┌────────

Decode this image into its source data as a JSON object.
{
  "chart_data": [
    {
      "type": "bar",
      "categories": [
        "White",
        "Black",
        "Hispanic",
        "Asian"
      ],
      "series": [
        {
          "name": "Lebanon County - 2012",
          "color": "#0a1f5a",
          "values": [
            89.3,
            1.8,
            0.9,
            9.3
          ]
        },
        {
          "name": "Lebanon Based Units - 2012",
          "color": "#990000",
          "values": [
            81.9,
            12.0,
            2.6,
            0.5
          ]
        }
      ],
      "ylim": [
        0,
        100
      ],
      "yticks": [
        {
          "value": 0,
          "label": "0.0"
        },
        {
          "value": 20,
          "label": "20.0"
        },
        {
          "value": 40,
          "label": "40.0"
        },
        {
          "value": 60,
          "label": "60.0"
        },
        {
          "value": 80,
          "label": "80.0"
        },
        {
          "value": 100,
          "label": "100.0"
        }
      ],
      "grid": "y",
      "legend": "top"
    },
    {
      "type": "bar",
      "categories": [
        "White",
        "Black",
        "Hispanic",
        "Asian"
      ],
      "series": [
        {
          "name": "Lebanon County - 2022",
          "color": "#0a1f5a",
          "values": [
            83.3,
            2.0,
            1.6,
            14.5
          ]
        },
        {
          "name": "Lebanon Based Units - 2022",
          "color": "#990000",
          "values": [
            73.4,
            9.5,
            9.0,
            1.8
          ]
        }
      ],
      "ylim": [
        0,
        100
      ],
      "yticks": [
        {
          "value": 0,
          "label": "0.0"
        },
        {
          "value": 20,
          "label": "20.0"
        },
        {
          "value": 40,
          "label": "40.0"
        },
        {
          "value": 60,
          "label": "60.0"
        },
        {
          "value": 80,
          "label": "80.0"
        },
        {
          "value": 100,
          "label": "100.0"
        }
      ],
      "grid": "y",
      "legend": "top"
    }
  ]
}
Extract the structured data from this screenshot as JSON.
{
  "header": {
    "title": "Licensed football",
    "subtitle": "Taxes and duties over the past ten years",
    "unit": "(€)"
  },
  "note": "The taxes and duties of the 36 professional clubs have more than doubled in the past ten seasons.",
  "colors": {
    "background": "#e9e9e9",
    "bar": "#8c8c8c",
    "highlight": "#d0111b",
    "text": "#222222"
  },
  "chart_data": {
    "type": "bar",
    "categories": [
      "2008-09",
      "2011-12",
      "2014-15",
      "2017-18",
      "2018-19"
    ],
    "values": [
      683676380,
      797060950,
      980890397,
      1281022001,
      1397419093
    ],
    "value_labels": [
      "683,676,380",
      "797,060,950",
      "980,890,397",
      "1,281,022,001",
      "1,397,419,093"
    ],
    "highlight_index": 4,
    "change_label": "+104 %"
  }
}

└────────

> [Exercise goal]:
Write out the full listing exactly as given.

> [Full answer]:
Decode this image into its source data as a JSON object.
{
  "chart_data": [
    {
      "type": "bar",
      "categories": [
        "White",
        "Black",
        "Hispanic",
        "Asian"
      ],
      "series": [
        {
          "name": "Lebanon County - 2012",
          "color": "#0a1f5a",
          "values": [
            89.3,
            1.8,
            0.9,
            9.3
          ]
        },
        {
          "name": "Lebanon Based Units - 2012",
          "color": "#990000",
          "values": [
            81.9,
            12.0,
            2.6,
            0.5
          ]
        }
      ],
      "ylim": [
        0,
        100
      ],
      "yticks": [
        {
          "value": 0,
          "label": "0.0"
        },
        {
          "value": 20,
          "label": "20.0"
        },
        {
          "value": 40,
          "label": "40.0"
        },
        {
          "value": 60,
          "label": "60.0"
        },
        {
          "value": 80,
          "label": "80.0"
        },
        {
          "value": 100,
          "label": "100.0"
        }
      ],
      "grid": "y",
      "legend": "top"
    },
    {
      "type": "bar",
      "categories": [
        "White",
        "Black",
        "Hispanic",
        "Asian"
      ],
      "series": [
        {
          "name": "Lebanon County - 2022",
          "color": "#0a1f5a",
          "values": [
            83.3,
            2.0,
            1.6,
            14.5
          ]
        },
        {
          "name": "Lebanon Based Units - 2022",
          "color": "#990000",
          "values": [
            73.4,
            9.5,
            9.0,
            1.8
          ]
        }
      ],
      "ylim": [
        0,
        100
      ],
      "yticks": [
        {
          "value": 0,
          "label": "0.0"
        },
        {
          "value": 20,
          "label": "20.0"
        },
        {
          "value": 40,
          "label": "40.0"
        },
        {
          "value": 60,
          "label": "60.0"
        },
        {
          "value": 80,
          "label": "80.0"
        },
        {
          "value": 100,
          "label": "100.0"
        }
      ],
      "grid": "y",
      "legend": "top"
    }
  ]
}
Extract the structured data from this screenshot as JSON.
{
  "header": {
    "title": "Licensed football",
    "subtitle": "Taxes and duties over the past ten years",
    "unit": "(€)"
  },
  "note": "The taxes and duties of the 36 professional clubs have more than doubled in the past ten seasons.",
  "colors": {
    "background": "#e9e9e9",
    "bar": "#8c8c8c",
    "highlight": "#d0111b",
    "text": "#222222"
  },
  "chart_data": {
    "type": "bar",
    "categories": [
      "2008-09",
      "2011-12",
      "2014-15",
      "2017-18",
      "2018-19"
    ],
    "values": [
      683676380,
      797060950,
      980890397,
      1281022001,
      1397419093
    ],
    "value_labels": [
      "683,676,380",
      "797,060,950",
      "980,890,397",
      "1,281,022,001",
      "1,397,419,093"
    ],
    "highlight_index": 4,
    "change_label": "+104 %"
  }
}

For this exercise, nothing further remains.